## The input
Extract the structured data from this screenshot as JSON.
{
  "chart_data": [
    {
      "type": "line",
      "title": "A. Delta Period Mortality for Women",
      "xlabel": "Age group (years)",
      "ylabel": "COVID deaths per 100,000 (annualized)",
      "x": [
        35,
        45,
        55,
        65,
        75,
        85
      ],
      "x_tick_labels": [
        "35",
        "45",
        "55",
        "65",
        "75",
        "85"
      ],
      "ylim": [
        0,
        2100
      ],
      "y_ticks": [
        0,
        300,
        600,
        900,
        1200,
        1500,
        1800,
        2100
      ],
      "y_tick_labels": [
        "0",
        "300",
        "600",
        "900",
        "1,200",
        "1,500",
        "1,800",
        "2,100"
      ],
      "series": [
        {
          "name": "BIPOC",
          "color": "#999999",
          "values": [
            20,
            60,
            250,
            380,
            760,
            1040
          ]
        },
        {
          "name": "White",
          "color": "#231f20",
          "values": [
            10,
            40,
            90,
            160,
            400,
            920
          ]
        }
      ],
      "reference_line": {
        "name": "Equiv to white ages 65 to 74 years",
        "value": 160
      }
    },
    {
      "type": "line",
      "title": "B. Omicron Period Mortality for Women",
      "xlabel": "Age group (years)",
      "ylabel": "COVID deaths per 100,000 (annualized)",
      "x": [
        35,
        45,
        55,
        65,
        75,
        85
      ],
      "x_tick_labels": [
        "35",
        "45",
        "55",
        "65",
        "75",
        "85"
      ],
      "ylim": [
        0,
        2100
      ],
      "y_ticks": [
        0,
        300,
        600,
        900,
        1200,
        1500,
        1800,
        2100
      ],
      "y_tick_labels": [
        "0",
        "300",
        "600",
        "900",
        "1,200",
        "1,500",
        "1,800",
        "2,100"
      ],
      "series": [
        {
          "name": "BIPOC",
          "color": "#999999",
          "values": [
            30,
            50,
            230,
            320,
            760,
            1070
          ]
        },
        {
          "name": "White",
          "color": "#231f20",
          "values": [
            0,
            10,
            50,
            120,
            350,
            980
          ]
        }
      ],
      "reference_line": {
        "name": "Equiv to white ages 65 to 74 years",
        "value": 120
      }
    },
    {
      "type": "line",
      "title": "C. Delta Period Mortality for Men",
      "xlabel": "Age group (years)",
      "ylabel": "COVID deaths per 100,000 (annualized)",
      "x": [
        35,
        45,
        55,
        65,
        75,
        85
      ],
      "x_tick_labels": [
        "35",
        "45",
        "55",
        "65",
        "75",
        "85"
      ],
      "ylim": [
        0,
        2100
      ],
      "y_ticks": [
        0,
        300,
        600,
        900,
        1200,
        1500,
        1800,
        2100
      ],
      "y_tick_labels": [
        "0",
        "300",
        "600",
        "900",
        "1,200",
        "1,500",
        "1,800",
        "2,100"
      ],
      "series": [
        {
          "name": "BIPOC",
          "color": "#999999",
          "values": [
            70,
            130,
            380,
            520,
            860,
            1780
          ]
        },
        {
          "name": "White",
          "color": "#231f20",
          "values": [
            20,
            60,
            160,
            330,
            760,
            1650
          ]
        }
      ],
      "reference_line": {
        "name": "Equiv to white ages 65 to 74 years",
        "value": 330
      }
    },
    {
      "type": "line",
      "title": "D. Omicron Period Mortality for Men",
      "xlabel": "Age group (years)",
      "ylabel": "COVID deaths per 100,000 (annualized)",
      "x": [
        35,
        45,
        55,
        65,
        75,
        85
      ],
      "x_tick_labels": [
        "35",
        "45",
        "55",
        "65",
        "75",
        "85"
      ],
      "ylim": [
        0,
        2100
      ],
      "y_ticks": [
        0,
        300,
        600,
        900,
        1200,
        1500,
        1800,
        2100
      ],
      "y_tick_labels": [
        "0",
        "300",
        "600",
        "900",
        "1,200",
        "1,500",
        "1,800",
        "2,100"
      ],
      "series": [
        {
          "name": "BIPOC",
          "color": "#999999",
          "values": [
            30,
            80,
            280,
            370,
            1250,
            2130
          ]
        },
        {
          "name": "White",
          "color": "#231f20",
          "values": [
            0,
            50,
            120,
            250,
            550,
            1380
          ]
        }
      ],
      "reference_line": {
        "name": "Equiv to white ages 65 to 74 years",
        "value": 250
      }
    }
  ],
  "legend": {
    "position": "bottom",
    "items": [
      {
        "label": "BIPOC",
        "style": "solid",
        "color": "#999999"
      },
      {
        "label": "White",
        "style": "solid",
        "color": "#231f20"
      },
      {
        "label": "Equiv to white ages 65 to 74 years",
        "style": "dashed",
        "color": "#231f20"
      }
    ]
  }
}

## Exercise aim
Transcribe the data. Leave every line exactly as it is.

## Correct response
Extract the structured data from this screenshot as JSON.
{
  "chart_data": [
    {
      "type": "line",
      "title": "A. Delta Period Mortality for Women",
      "xlabel": "Age group (years)",
      "ylabel": "COVID deaths per 100,000 (annualized)",
      "x": [
        35,
        45,
        55,
        65,
        75,
        85
      ],
      "x_tick_labels": [
        "35",
        "45",
        "55",
        "65",
        "75",
        "85"
      ],
      "ylim": [
        0,
        2100
      ],
      "y_ticks": [
        0,
        300,
        600,
        900,
        1200,
        1500,
        1800,
        2100
      ],
      "y_tick_labels": [
        "0",
        "300",
        "600",
        "900",
        "1,200",
        "1,500",
        "1,800",
        "2,100"
      ],
      "series": [
        {
          "name": "BIPOC",
          "color": "#999999",
          "values": [
            20,
            60,
            250,
            380,
            760,
            1040
          ]
        },
        {
          "name": "White",
          "color": "#231f20",
          "values": [
            10,
            40,
            90,
            160,
            400,
            920
          ]
        }
      ],
      "reference_line": {
        "name": "Equiv to white ages 65 to 74 years",
        "value": 160
      }
    },
    {
      "type": "line",
      "title": "B. Omicron Period Mortality for Women",
      "xlabel": "Age group (years)",
      "ylabel": "COVID deaths per 100,000 (annualized)",
      "x": [
        35,
        45,
        55,
        65,
        75,
        85
      ],
      "x_tick_labels": [
        "35",
        "45",
        "55",
        "65",
        "75",
        "85"
      ],
      "ylim": [
        0,
        2100
      ],
      "y_ticks": [
        0,
        300,
        600,
        900,
        1200,
        1500,
        1800,
        2100
      ],
      "y_tick_labels": [
        "0",
        "300",
        "600",
        "900",
        "1,200",
        "1,500",
        "1,800",
        "2,100"
      ],
      "series": [
        {
          "name": "BIPOC",
          "color": "#999999",
          "values": [
            30,
            50,
            230,
            320,
            760,
            1070
          ]
        },
        {
          "name": "White",
          "color": "#231f20",
          "values": [
            0,
            10,
            50,
            120,
            350,
            980
          ]
        }
      ],
      "reference_line": {
        "name": "Equiv to white ages 65 to 74 years",
        "value": 120
      }
    },
    {
      "type": "line",
      "title": "C. Delta Period Mortality for Men",
      "xlabel": "Age group (years)",
      "ylabel": "COVID deaths per 100,000 (annualized)",
      "x": [
        35,
        45,
        55,
        65,
        75,
        85
      ],
      "x_tick_labels": [
        "35",
        "45",
        "55",
        "65",
        "75",
        "85"
      ],
      "ylim": [
        0,
        2100
      ],
      "y_ticks": [
        0,
        300,
        600,
        900,
        1200,
        1500,
        1800,
        2100
      ],
      "y_tick_labels": [
        "0",
        "300",
        "600",
        "900",
        "1,200",
        "1,500",
        "1,800",
        "2,100"
      ],
      "series": [
        {
          "name": "BIPOC",
          "color": "#999999",
          "values": [
            70,
            130,
            380,
            520,
            860,
            1780
          ]
        },
        {
          "name": "White",
          "color": "#231f20",
          "values": [
            20,
            60,
            160,
            330,
            760,
            1650
          ]
        }
      ],
      "reference_line": {
        "name": "Equiv to white ages 65 to 74 years",
        "value": 330
      }
    },
    {
      "type": "line",
      "title": "D. Omicron Period Mortality for Men",
      "xlabel": "Age group (years)",
      "ylabel": "COVID deaths per 100,000 (annualized)",
      "x": [
        35,
        45,
        55,
        65,
        75,
        85
      ],
      "x_tick_labels": [
        "35",
        "45",
        "55",
        "65",
        "75",
        "85"
      ],
      "ylim": [
        0,
        2100
      ],
      "y_ticks": [
        0,
        300,
        600,
        900,
        1200,
        1500,
        1800,
        2100
      ],
      "y_tick_labels": [
        "0",
        "300",
        "600",
        "900",
        "1,200",
        "1,500",
        "1,800",
        "2,100"
      ],
      "series": [
        {
          "name": "BIPOC",
          "color": "#999999",
          "values": [
            30,
            80,
            280,
            370,
            1250,
            2130
          ]
        },
        {
          "name": "White",
          "color": "#231f20",
          "values": [
            0,
            50,
            120,
            250,
            550,
            1380
          ]
        }
      ],
      "reference_line": {
        "name": "Equiv to white ages 65 to 74 years",
        "value": 250
      }
    }
  ],
  "legend": {
    "position": "bottom",
    "items": [
      {
        "label": "BIPOC",
        "style": "solid",
        "color": "#999999"
      },
      {
        "label": "White",
        "style": "solid",
        "color": "#231f20"
      },
      {
        "label": "Equiv to white ages 65 to 74 years",
        "style": "dashed",
        "color": "#231f20"
      }
    ]
  }
}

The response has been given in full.